## EXERCISE INSTRUCTIONS
Find the lines that contain the word "JSON" and copy each one.

## THE DATA

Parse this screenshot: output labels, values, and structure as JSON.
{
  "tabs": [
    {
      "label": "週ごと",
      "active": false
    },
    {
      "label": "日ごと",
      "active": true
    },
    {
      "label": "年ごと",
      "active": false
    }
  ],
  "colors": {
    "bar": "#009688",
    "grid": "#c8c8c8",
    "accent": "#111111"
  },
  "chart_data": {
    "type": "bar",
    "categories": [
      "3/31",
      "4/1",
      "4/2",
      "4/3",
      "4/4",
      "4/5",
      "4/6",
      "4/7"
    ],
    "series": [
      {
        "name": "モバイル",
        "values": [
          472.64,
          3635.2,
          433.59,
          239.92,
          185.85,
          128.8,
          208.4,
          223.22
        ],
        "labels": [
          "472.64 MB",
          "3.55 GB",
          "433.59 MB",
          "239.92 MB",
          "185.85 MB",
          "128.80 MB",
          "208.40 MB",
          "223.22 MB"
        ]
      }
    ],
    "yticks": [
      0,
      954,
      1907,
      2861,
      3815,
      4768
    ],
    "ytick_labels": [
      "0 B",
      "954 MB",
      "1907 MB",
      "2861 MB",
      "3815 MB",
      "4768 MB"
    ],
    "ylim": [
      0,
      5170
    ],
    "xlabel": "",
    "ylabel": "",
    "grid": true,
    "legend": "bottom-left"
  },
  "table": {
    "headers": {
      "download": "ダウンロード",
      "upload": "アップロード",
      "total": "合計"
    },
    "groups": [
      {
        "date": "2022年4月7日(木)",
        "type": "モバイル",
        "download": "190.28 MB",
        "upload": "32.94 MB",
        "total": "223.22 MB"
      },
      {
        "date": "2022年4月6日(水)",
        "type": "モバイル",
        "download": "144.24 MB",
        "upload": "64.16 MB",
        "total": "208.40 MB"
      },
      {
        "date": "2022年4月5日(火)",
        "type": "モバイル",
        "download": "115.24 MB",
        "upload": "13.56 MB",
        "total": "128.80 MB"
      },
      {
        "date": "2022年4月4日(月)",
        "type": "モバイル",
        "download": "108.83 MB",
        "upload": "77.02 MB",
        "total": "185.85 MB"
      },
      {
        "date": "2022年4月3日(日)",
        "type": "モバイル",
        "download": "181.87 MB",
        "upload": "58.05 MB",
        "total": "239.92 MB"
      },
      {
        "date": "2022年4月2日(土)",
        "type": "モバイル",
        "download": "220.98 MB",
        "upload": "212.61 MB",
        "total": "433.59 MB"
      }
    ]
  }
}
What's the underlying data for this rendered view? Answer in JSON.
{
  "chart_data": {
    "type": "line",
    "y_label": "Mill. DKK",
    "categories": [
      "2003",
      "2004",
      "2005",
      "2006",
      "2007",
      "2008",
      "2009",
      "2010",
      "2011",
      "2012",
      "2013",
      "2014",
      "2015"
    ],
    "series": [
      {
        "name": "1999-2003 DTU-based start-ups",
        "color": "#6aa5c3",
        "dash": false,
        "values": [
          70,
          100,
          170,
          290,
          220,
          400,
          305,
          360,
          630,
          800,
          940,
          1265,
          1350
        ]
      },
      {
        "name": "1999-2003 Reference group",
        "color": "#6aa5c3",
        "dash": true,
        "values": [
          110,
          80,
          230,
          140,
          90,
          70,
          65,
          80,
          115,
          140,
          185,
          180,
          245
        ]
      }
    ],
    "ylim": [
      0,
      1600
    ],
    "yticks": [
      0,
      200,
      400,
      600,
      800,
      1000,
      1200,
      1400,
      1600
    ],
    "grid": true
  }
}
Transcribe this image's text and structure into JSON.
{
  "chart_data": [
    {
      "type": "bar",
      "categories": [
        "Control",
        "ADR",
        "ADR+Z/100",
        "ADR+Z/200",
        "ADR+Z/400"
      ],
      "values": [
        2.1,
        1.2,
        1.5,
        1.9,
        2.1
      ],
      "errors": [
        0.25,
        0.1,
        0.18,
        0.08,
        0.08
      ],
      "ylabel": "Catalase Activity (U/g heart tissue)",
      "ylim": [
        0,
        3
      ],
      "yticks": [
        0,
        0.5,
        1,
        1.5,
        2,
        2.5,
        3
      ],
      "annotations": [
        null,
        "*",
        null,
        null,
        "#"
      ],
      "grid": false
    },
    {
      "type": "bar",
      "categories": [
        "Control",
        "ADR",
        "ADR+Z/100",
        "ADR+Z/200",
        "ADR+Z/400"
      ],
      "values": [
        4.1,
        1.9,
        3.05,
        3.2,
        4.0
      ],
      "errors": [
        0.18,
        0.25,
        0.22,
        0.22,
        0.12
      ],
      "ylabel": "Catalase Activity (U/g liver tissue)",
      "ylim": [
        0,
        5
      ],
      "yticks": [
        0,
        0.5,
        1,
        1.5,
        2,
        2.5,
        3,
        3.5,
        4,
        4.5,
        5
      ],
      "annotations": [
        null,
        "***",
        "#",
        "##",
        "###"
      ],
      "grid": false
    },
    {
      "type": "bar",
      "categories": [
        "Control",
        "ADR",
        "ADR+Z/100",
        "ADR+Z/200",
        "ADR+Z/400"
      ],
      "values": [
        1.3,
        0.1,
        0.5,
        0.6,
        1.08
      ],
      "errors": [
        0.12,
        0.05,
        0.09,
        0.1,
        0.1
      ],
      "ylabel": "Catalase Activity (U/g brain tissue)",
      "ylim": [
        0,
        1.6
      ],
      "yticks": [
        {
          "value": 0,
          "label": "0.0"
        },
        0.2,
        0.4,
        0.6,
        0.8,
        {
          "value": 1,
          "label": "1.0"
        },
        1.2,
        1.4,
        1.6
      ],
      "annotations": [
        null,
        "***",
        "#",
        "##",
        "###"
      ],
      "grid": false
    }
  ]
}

## TASK RESULT
Parse this screenshot: output labels, values, and structure as JSON.
What's the underlying data for this rendered view? Answer in JSON.
Transcribe this image's text and structure into JSON.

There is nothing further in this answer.